The complete listing should be restated exactly.

-------- Input material

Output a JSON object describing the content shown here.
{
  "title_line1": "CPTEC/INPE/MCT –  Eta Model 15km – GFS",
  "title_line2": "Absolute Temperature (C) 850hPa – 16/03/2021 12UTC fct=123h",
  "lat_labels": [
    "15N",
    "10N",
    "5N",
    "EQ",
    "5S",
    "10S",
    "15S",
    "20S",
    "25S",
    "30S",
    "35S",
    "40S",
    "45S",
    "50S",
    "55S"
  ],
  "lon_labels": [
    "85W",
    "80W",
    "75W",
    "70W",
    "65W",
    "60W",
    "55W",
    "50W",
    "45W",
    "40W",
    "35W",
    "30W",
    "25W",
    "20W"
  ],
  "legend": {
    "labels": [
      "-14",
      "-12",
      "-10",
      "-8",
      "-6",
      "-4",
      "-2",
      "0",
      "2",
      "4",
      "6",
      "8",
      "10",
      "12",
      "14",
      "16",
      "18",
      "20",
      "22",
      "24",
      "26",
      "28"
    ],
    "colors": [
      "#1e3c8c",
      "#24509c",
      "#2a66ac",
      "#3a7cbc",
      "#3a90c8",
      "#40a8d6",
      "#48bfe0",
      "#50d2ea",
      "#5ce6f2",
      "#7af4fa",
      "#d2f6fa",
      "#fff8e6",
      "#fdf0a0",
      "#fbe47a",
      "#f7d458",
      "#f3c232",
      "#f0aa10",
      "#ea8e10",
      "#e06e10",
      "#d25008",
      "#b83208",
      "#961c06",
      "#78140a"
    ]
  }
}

----------------

Correct output:
Output a JSON object describing the content shown here.
{
  "title_line1": "CPTEC/INPE/MCT –  Eta Model 15km – GFS",
  "title_line2": "Absolute Temperature (C) 850hPa – 16/03/2021 12UTC fct=123h",
  "lat_labels": [
    "15N",
    "10N",
    "5N",
    "EQ",
    "5S",
    "10S",
    "15S",
    "20S",
    "25S",
    "30S",
    "35S",
    "40S",
    "45S",
    "50S",
    "55S"
  ],
  "lon_labels": [
    "85W",
    "80W",
    "75W",
    "70W",
    "65W",
    "60W",
    "55W",
    "50W",
    "45W",
    "40W",
    "35W",
    "30W",
    "25W",
    "20W"
  ],
  "legend": {
    "labels": [
      "-14",
      "-12",
      "-10",
      "-8",
      "-6",
      "-4",
      "-2",
      "0",
      "2",
      "4",
      "6",
      "8",
      "10",
      "12",
      "14",
      "16",
      "18",
      "20",
      "22",
      "24",
      "26",
      "28"
    ],
    "colors": [
      "#1e3c8c",
      "#24509c",
      "#2a66ac",
      "#3a7cbc",
      "#3a90c8",
      "#40a8d6",
      "#48bfe0",
      "#50d2ea",
      "#5ce6f2",
      "#7af4fa",
      "#d2f6fa",
      "#fff8e6",
      "#fdf0a0",
      "#fbe47a",
      "#f7d458",
      "#f3c232",
      "#f0aa10",
      "#ea8e10",
      "#e06e10",
      "#d25008",
      "#b83208",
      "#961c06",
      "#78140a"
    ]
  }
}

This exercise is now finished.